## Aim of the exercise
Count the lines below that contain the word "Plasmid" and give only the number.

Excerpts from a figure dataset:
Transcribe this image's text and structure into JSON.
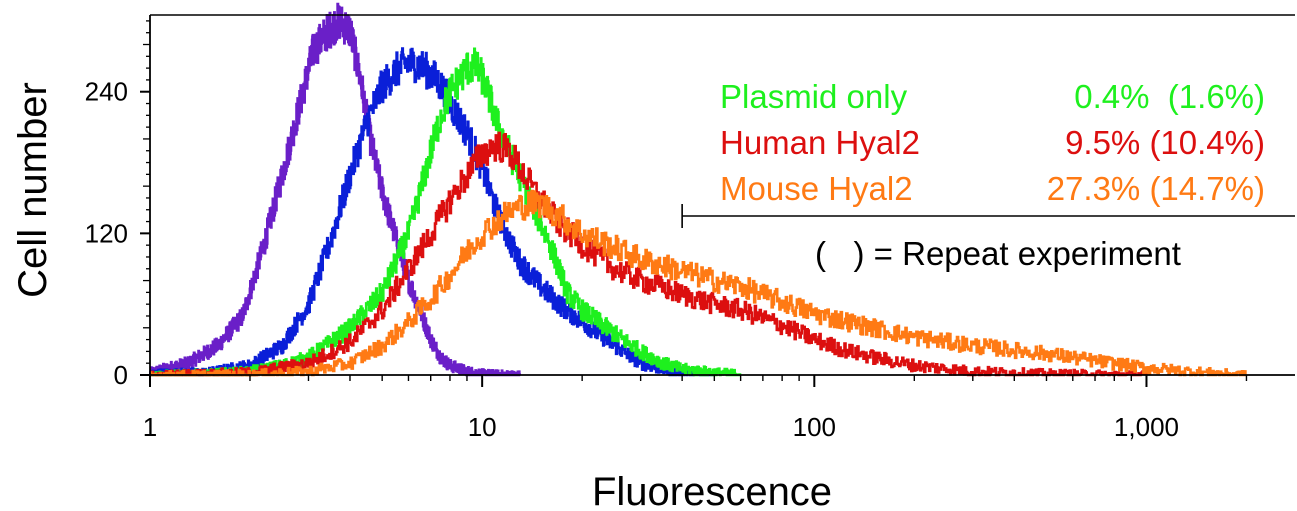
{
  "chart_data": {
    "type": "line",
    "title": "",
    "xlabel": "Fluorescence",
    "ylabel": "Cell number",
    "x_scale": "log",
    "xlim": [
      1,
      2800
    ],
    "ylim": [
      0,
      305
    ],
    "x_ticks": [
      {
        "value": 1,
        "label": "1"
      },
      {
        "value": 10,
        "label": "10"
      },
      {
        "value": 100,
        "label": "100"
      },
      {
        "value": 1000,
        "label": "1,000"
      }
    ],
    "y_ticks": [
      {
        "value": 0,
        "label": "0"
      },
      {
        "value": 120,
        "label": "120"
      },
      {
        "value": 240,
        "label": "240"
      }
    ],
    "grid": false,
    "legend_position": "top-right",
    "series": [
      {
        "name": "",
        "color": "#6a1fc8",
        "x": [
          1.0,
          1.3,
          1.6,
          1.9,
          2.2,
          2.5,
          2.8,
          3.1,
          3.4,
          3.7,
          4.0,
          4.3,
          4.6,
          5.0,
          5.5,
          6.0,
          6.5,
          7.0,
          7.5,
          8.0,
          9.0,
          10.0,
          11.0,
          12.0,
          13.0
        ],
        "y": [
          2,
          10,
          25,
          50,
          110,
          170,
          225,
          275,
          290,
          300,
          292,
          250,
          200,
          155,
          115,
          80,
          55,
          30,
          15,
          8,
          3,
          1,
          0.5,
          0.2,
          0
        ]
      },
      {
        "name": "",
        "color": "#0a1fd8",
        "x": [
          1.0,
          1.5,
          2.0,
          2.5,
          3.0,
          3.5,
          4.0,
          4.5,
          5.0,
          5.5,
          6.0,
          6.5,
          7.0,
          7.5,
          8.0,
          9.0,
          10.0,
          11.0,
          12.0,
          13.0,
          15.0,
          17.0,
          20.0,
          25.0,
          30.0,
          35.0,
          40.0,
          50.0
        ],
        "y": [
          1,
          2,
          8,
          25,
          60,
          115,
          170,
          215,
          245,
          258,
          265,
          262,
          255,
          245,
          230,
          205,
          175,
          140,
          115,
          95,
          75,
          60,
          45,
          25,
          10,
          5,
          2,
          0.5
        ]
      },
      {
        "name": "Plasmid only",
        "color": "#1ef01e",
        "x": [
          1.0,
          1.5,
          2.0,
          2.5,
          3.0,
          3.5,
          4.0,
          5.0,
          6.0,
          6.5,
          7.0,
          7.5,
          8.0,
          8.5,
          9.0,
          9.5,
          10.0,
          10.5,
          11.0,
          12.0,
          13.0,
          14.0,
          15.0,
          16.0,
          17.0,
          18.0,
          20.0,
          25.0,
          30.0,
          35.0,
          40.0,
          50.0,
          60.0
        ],
        "y": [
          0,
          1,
          3,
          8,
          15,
          28,
          40,
          70,
          120,
          155,
          190,
          220,
          240,
          250,
          260,
          262,
          252,
          235,
          215,
          190,
          168,
          148,
          128,
          110,
          90,
          70,
          55,
          35,
          20,
          10,
          5,
          2,
          0.5
        ]
      },
      {
        "name": "Human Hyal2",
        "color": "#dc0f0f",
        "x": [
          1.0,
          2.0,
          3.0,
          4.0,
          5.0,
          6.0,
          7.0,
          8.0,
          9.0,
          10.0,
          11.0,
          12.0,
          13.0,
          14.0,
          15.0,
          17.0,
          20.0,
          25.0,
          30.0,
          40.0,
          50.0,
          60.0,
          80.0,
          100.0,
          120.0,
          150.0,
          200.0,
          300.0,
          500.0,
          1000.0
        ],
        "y": [
          0,
          2,
          10,
          28,
          55,
          90,
          120,
          148,
          170,
          188,
          195,
          190,
          175,
          160,
          148,
          128,
          110,
          90,
          80,
          68,
          60,
          55,
          42,
          30,
          22,
          15,
          8,
          3,
          1,
          0
        ]
      },
      {
        "name": "Mouse Hyal2",
        "color": "#ff7a14",
        "x": [
          1.0,
          2.0,
          3.0,
          4.0,
          5.0,
          6.0,
          7.0,
          8.0,
          9.0,
          10.0,
          11.0,
          12.0,
          13.0,
          14.0,
          15.0,
          17.0,
          20.0,
          25.0,
          30.0,
          40.0,
          50.0,
          60.0,
          80.0,
          100.0,
          150.0,
          200.0,
          300.0,
          500.0,
          700.0,
          1000.0,
          1500.0,
          2000.0
        ],
        "y": [
          0,
          0.5,
          3,
          10,
          25,
          45,
          65,
          85,
          105,
          120,
          130,
          138,
          143,
          145,
          145,
          135,
          120,
          108,
          98,
          88,
          80,
          75,
          62,
          52,
          40,
          32,
          25,
          18,
          12,
          6,
          2,
          0
        ]
      }
    ],
    "legend": [
      {
        "label": "Plasmid only",
        "value": "0.4%  (1.6%)",
        "color": "#1ef01e"
      },
      {
        "label": "Human Hyal2",
        "value": "9.5% (10.4%)",
        "color": "#dc0f0f"
      },
      {
        "label": "Mouse Hyal2",
        "value": "27.3% (14.7%)",
        "color": "#ff7a14"
      }
    ],
    "gate_start": 40,
    "annotation": "(   ) = Repeat experiment"
  }
}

## Exercise solution
2